▶ **REQUIRED TASK**: Return every line below in which "JSON" appears.

▶ **SUPPLIED INFORMATION**:
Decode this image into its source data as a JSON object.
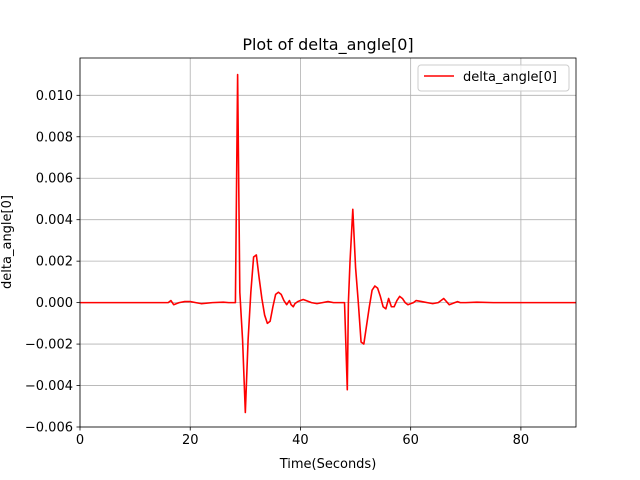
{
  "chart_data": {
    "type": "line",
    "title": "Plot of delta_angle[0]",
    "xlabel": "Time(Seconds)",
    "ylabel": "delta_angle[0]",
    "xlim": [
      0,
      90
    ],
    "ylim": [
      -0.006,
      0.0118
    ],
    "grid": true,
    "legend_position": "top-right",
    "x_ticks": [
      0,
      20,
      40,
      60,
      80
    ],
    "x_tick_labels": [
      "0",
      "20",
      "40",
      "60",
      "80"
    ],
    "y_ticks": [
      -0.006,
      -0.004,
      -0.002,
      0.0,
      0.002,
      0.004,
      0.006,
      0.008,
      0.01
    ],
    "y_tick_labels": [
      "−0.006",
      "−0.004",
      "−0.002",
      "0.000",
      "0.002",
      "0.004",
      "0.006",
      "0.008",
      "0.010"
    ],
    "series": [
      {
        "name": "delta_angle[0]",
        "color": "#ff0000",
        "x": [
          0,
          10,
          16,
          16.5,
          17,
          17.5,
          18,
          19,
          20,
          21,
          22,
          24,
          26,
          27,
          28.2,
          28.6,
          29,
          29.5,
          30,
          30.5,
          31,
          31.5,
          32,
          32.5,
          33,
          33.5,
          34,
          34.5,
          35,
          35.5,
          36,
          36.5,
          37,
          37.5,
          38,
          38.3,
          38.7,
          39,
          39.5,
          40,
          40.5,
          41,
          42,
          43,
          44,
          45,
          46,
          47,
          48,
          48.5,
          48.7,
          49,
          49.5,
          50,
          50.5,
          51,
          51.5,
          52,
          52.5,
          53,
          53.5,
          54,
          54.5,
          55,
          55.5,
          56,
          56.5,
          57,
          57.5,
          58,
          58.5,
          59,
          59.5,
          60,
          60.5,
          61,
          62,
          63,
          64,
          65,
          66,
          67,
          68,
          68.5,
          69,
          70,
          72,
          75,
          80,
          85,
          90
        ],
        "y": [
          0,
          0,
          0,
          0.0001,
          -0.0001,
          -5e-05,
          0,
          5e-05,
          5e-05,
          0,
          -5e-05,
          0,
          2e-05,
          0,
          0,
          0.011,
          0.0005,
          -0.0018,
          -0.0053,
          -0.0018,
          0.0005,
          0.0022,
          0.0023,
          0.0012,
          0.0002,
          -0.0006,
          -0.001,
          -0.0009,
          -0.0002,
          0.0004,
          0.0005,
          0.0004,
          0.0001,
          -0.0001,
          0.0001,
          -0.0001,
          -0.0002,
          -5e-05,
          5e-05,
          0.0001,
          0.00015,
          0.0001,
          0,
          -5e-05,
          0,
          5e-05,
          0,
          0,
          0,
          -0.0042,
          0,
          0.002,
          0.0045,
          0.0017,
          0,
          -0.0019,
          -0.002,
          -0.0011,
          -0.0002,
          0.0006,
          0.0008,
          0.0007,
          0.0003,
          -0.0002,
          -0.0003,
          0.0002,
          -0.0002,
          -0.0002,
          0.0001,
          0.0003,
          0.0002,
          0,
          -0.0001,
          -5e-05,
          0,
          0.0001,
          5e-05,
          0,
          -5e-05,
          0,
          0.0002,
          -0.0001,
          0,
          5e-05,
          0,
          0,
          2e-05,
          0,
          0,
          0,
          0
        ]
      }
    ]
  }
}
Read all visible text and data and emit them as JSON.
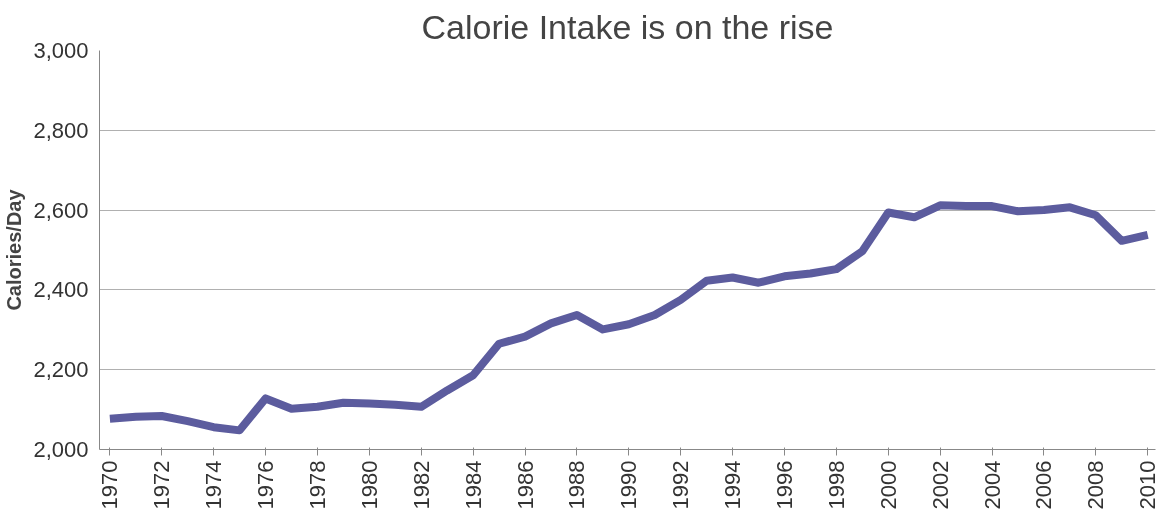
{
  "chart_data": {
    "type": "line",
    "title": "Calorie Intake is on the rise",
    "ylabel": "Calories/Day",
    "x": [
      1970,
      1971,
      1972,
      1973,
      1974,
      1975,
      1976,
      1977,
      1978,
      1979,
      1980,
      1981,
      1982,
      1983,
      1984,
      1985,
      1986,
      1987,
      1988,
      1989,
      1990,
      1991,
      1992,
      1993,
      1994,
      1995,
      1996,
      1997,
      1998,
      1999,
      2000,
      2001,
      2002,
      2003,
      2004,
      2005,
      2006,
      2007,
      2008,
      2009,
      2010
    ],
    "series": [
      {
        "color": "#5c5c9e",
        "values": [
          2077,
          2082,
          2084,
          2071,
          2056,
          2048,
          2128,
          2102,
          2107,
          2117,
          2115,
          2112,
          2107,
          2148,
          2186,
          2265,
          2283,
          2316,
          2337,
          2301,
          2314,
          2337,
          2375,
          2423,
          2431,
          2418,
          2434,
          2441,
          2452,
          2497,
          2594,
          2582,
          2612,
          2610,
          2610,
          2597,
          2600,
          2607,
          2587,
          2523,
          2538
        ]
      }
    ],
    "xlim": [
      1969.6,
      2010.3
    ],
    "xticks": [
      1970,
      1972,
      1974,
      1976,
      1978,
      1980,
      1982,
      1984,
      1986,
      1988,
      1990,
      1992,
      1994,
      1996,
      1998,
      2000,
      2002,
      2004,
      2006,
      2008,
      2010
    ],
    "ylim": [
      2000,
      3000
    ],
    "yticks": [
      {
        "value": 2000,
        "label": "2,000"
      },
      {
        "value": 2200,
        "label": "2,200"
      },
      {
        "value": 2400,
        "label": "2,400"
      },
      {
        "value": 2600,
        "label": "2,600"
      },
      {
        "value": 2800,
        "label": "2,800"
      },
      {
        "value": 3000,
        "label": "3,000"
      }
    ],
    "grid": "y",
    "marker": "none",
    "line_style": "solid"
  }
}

▶ **RESULT OF THE EXERCISE**:
Decode this image into its source data as a JSON object.
Read all visible text and data and emit them as JSON.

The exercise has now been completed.